| DIRECTIVE |
Copy all of the records below verbatim.

| GIVEN DATA |
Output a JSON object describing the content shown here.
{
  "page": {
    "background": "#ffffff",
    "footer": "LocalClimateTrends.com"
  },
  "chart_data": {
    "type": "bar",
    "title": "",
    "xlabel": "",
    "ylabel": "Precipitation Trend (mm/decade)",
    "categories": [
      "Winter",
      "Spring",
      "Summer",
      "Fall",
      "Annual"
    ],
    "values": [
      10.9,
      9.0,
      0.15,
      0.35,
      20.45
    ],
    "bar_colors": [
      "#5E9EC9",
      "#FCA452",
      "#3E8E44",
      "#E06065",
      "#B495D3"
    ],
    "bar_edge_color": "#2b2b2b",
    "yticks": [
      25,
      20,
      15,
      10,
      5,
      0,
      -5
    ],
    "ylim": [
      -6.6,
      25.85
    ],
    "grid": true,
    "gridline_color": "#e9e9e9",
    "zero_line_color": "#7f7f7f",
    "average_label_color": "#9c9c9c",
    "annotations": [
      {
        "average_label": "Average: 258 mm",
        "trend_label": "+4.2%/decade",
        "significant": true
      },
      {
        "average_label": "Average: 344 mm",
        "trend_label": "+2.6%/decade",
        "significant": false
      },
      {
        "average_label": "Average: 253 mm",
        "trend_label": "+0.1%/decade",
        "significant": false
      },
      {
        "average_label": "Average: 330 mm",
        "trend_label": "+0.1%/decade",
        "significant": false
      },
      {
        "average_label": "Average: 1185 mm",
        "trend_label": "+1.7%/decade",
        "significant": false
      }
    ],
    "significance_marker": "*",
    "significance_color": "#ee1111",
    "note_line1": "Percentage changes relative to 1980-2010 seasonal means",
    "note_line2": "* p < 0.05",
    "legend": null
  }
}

| EXERCISE RESULT |
Output a JSON object describing the content shown here.
{
  "page": {
    "background": "#ffffff",
    "footer": "LocalClimateTrends.com"
  },
  "chart_data": {
    "type": "bar",
    "title": "",
    "xlabel": "",
    "ylabel": "Precipitation Trend (mm/decade)",
    "categories": [
      "Winter",
      "Spring",
      "Summer",
      "Fall",
      "Annual"
    ],
    "values": [
      10.9,
      9.0,
      0.15,
      0.35,
      20.45
    ],
    "bar_colors": [
      "#5E9EC9",
      "#FCA452",
      "#3E8E44",
      "#E06065",
      "#B495D3"
    ],
    "bar_edge_color": "#2b2b2b",
    "yticks": [
      25,
      20,
      15,
      10,
      5,
      0,
      -5
    ],
    "ylim": [
      -6.6,
      25.85
    ],
    "grid": true,
    "gridline_color": "#e9e9e9",
    "zero_line_color": "#7f7f7f",
    "average_label_color": "#9c9c9c",
    "annotations": [
      {
        "average_label": "Average: 258 mm",
        "trend_label": "+4.2%/decade",
        "significant": true
      },
      {
        "average_label": "Average: 344 mm",
        "trend_label": "+2.6%/decade",
        "significant": false
      },
      {
        "average_label": "Average: 253 mm",
        "trend_label": "+0.1%/decade",
        "significant": false
      },
      {
        "average_label": "Average: 330 mm",
        "trend_label": "+0.1%/decade",
        "significant": false
      },
      {
        "average_label": "Average: 1185 mm",
        "trend_label": "+1.7%/decade",
        "significant": false
      }
    ],
    "significance_marker": "*",
    "significance_color": "#ee1111",
    "note_line1": "Percentage changes relative to 1980-2010 seasonal means",
    "note_line2": "* p < 0.05",
    "legend": null
  }
}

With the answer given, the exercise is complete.